▸ Short exercise
Every entry needs to be reproduced exactly.

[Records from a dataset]
'''

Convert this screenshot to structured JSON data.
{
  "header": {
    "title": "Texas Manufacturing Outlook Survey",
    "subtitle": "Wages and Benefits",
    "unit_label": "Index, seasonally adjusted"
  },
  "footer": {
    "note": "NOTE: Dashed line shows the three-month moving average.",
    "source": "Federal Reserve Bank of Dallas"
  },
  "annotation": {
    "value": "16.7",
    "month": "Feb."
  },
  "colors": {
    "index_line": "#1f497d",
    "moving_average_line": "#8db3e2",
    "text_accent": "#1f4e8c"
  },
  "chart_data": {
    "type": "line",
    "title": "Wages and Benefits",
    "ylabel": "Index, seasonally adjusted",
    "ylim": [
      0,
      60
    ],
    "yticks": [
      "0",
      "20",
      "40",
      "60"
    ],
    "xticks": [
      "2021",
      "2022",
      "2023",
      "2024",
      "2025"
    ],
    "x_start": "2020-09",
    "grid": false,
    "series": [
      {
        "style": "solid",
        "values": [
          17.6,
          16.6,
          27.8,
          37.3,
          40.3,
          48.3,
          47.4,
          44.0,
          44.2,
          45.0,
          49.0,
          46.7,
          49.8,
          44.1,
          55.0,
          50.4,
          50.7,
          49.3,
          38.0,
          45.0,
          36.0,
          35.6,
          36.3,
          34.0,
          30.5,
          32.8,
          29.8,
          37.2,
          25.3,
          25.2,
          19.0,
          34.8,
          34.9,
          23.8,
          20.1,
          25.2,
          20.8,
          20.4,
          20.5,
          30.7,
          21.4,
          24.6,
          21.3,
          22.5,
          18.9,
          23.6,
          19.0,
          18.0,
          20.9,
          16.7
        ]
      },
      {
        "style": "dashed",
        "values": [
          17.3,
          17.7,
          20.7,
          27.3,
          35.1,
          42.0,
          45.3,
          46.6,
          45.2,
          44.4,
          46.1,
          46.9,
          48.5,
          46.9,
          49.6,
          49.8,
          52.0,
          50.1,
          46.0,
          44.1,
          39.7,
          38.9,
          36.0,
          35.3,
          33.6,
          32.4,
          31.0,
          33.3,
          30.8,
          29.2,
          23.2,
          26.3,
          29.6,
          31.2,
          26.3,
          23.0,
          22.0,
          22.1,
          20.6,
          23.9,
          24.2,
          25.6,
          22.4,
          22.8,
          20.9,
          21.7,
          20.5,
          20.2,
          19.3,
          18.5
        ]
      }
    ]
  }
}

'''

▸ Complete answer
Convert this screenshot to structured JSON data.
{
  "header": {
    "title": "Texas Manufacturing Outlook Survey",
    "subtitle": "Wages and Benefits",
    "unit_label": "Index, seasonally adjusted"
  },
  "footer": {
    "note": "NOTE: Dashed line shows the three-month moving average.",
    "source": "Federal Reserve Bank of Dallas"
  },
  "annotation": {
    "value": "16.7",
    "month": "Feb."
  },
  "colors": {
    "index_line": "#1f497d",
    "moving_average_line": "#8db3e2",
    "text_accent": "#1f4e8c"
  },
  "chart_data": {
    "type": "line",
    "title": "Wages and Benefits",
    "ylabel": "Index, seasonally adjusted",
    "ylim": [
      0,
      60
    ],
    "yticks": [
      "0",
      "20",
      "40",
      "60"
    ],
    "xticks": [
      "2021",
      "2022",
      "2023",
      "2024",
      "2025"
    ],
    "x_start": "2020-09",
    "grid": false,
    "series": [
      {
        "style": "solid",
        "values": [
          17.6,
          16.6,
          27.8,
          37.3,
          40.3,
          48.3,
          47.4,
          44.0,
          44.2,
          45.0,
          49.0,
          46.7,
          49.8,
          44.1,
          55.0,
          50.4,
          50.7,
          49.3,
          38.0,
          45.0,
          36.0,
          35.6,
          36.3,
          34.0,
          30.5,
          32.8,
          29.8,
          37.2,
          25.3,
          25.2,
          19.0,
          34.8,
          34.9,
          23.8,
          20.1,
          25.2,
          20.8,
          20.4,
          20.5,
          30.7,
          21.4,
          24.6,
          21.3,
          22.5,
          18.9,
          23.6,
          19.0,
          18.0,
          20.9,
          16.7
        ]
      },
      {
        "style": "dashed",
        "values": [
          17.3,
          17.7,
          20.7,
          27.3,
          35.1,
          42.0,
          45.3,
          46.6,
          45.2,
          44.4,
          46.1,
          46.9,
          48.5,
          46.9,
          49.6,
          49.8,
          52.0,
          50.1,
          46.0,
          44.1,
          39.7,
          38.9,
          36.0,
          35.3,
          33.6,
          32.4,
          31.0,
          33.3,
          30.8,
          29.2,
          23.2,
          26.3,
          29.6,
          31.2,
          26.3,
          23.0,
          22.0,
          22.1,
          20.6,
          23.9,
          24.2,
          25.6,
          22.4,
          22.8,
          20.9,
          21.7,
          20.5,
          20.2,
          19.3,
          18.5
        ]
      }
    ]
  }
}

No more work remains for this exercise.